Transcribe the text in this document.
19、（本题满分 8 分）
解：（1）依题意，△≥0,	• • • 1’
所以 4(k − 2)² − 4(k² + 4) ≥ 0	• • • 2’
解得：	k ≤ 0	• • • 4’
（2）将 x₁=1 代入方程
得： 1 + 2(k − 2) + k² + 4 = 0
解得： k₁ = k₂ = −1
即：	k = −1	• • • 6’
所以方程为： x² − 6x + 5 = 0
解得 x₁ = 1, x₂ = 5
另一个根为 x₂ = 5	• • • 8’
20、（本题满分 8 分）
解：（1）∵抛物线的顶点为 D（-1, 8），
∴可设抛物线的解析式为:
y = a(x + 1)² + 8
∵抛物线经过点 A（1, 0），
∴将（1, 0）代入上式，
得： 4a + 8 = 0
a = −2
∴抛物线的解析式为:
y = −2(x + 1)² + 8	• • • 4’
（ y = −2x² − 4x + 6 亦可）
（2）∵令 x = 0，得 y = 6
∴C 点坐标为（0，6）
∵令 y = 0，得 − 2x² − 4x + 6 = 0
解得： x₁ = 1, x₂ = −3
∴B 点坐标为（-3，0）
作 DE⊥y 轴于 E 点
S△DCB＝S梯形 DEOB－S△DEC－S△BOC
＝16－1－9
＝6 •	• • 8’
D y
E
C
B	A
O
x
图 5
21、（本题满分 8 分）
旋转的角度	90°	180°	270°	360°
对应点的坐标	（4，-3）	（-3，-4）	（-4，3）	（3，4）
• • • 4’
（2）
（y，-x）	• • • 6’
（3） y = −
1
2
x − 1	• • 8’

Aim of the task »
Each line above is to be repeated exactly.

Task solution »
Transcribe the text in this document.
19、（本题满分 8 分）
解：（1）依题意，△≥0,	• • • 1’
所以 4(k − 2)² − 4(k² + 4) ≥ 0	• • • 2’
解得：	k ≤ 0	• • • 4’
（2）将 x₁=1 代入方程
得： 1 + 2(k − 2) + k² + 4 = 0
解得： k₁ = k₂ = −1
即：	k = −1	• • • 6’
所以方程为： x² − 6x + 5 = 0
解得 x₁ = 1, x₂ = 5
另一个根为 x₂ = 5	• • • 8’
20、（本题满分 8 分）
解：（1）∵抛物线的顶点为 D（-1, 8），
∴可设抛物线的解析式为:
y = a(x + 1)² + 8
∵抛物线经过点 A（1, 0），
∴将（1, 0）代入上式，
得： 4a + 8 = 0
a = −2
∴抛物线的解析式为:
y = −2(x + 1)² + 8	• • • 4’
（ y = −2x² − 4x + 6 亦可）
（2）∵令 x = 0，得 y = 6
∴C 点坐标为（0，6）
∵令 y = 0，得 − 2x² − 4x + 6 = 0
解得： x₁ = 1, x₂ = −3
∴B 点坐标为（-3，0）
作 DE⊥y 轴于 E 点
S△DCB＝S梯形 DEOB－S△DEC－S△BOC
＝16－1－9
＝6 •	• • 8’
D y
E
C
B	A
O
x
图 5
21、（本题满分 8 分）
旋转的角度	90°	180°	270°	360°
对应点的坐标	（4，-3）	（-3，-4）	（-4，3）	（3，4）
• • • 4’
（2）
（y，-x）	• • • 6’
（3） y = −
1
2
x − 1	• • 8’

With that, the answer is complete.